* Set task
Copy out the material below in full, but not its images.
************
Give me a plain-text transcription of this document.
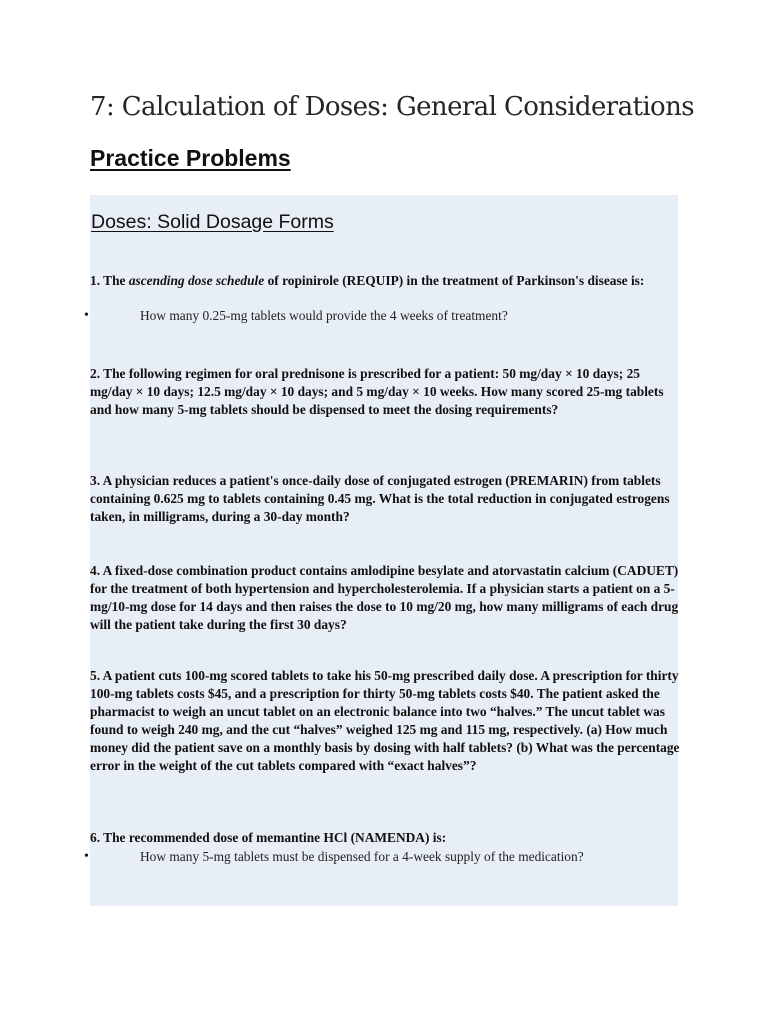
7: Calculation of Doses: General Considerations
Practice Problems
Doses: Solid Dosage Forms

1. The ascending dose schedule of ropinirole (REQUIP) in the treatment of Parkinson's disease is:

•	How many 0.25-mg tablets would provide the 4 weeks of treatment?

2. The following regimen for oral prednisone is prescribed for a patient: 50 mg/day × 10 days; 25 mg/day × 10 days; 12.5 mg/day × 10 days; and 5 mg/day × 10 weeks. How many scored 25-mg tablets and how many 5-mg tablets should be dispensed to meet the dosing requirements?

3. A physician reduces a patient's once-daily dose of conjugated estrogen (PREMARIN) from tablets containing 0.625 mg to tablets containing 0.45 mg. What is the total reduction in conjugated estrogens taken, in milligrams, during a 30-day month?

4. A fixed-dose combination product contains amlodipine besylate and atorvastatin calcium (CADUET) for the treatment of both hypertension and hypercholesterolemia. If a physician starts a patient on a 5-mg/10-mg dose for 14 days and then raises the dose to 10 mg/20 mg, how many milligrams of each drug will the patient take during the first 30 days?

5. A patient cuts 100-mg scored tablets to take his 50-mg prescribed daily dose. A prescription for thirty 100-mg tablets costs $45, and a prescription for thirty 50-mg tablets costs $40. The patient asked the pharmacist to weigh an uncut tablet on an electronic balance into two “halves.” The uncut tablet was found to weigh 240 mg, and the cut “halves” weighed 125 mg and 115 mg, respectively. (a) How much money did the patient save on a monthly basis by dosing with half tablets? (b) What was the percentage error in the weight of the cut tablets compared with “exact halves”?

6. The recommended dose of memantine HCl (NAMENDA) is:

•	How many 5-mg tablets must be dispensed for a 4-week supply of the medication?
************
* Answer to the problem
Give me a plain-text transcription of this document.
7: Calculation of Doses: General Considerations
Practice Problems
Doses: Solid Dosage Forms

1. The ascending dose schedule of ropinirole (REQUIP) in the treatment of Parkinson's disease is:

•	How many 0.25-mg tablets would provide the 4 weeks of treatment?

2. The following regimen for oral prednisone is prescribed for a patient: 50 mg/day × 10 days; 25 mg/day × 10 days; 12.5 mg/day × 10 days; and 5 mg/day × 10 weeks. How many scored 25-mg tablets and how many 5-mg tablets should be dispensed to meet the dosing requirements?

3. A physician reduces a patient's once-daily dose of conjugated estrogen (PREMARIN) from tablets containing 0.625 mg to tablets containing 0.45 mg. What is the total reduction in conjugated estrogens taken, in milligrams, during a 30-day month?

4. A fixed-dose combination product contains amlodipine besylate and atorvastatin calcium (CADUET) for the treatment of both hypertension and hypercholesterolemia. If a physician starts a patient on a 5-mg/10-mg dose for 14 days and then raises the dose to 10 mg/20 mg, how many milligrams of each drug will the patient take during the first 30 days?

5. A patient cuts 100-mg scored tablets to take his 50-mg prescribed daily dose. A prescription for thirty 100-mg tablets costs $45, and a prescription for thirty 50-mg tablets costs $40. The patient asked the pharmacist to weigh an uncut tablet on an electronic balance into two “halves.” The uncut tablet was found to weigh 240 mg, and the cut “halves” weighed 125 mg and 115 mg, respectively. (a) How much money did the patient save on a monthly basis by dosing with half tablets? (b) What was the percentage error in the weight of the cut tablets compared with “exact halves”?

6. The recommended dose of memantine HCl (NAMENDA) is:

•	How many 5-mg tablets must be dispensed for a 4-week supply of the medication?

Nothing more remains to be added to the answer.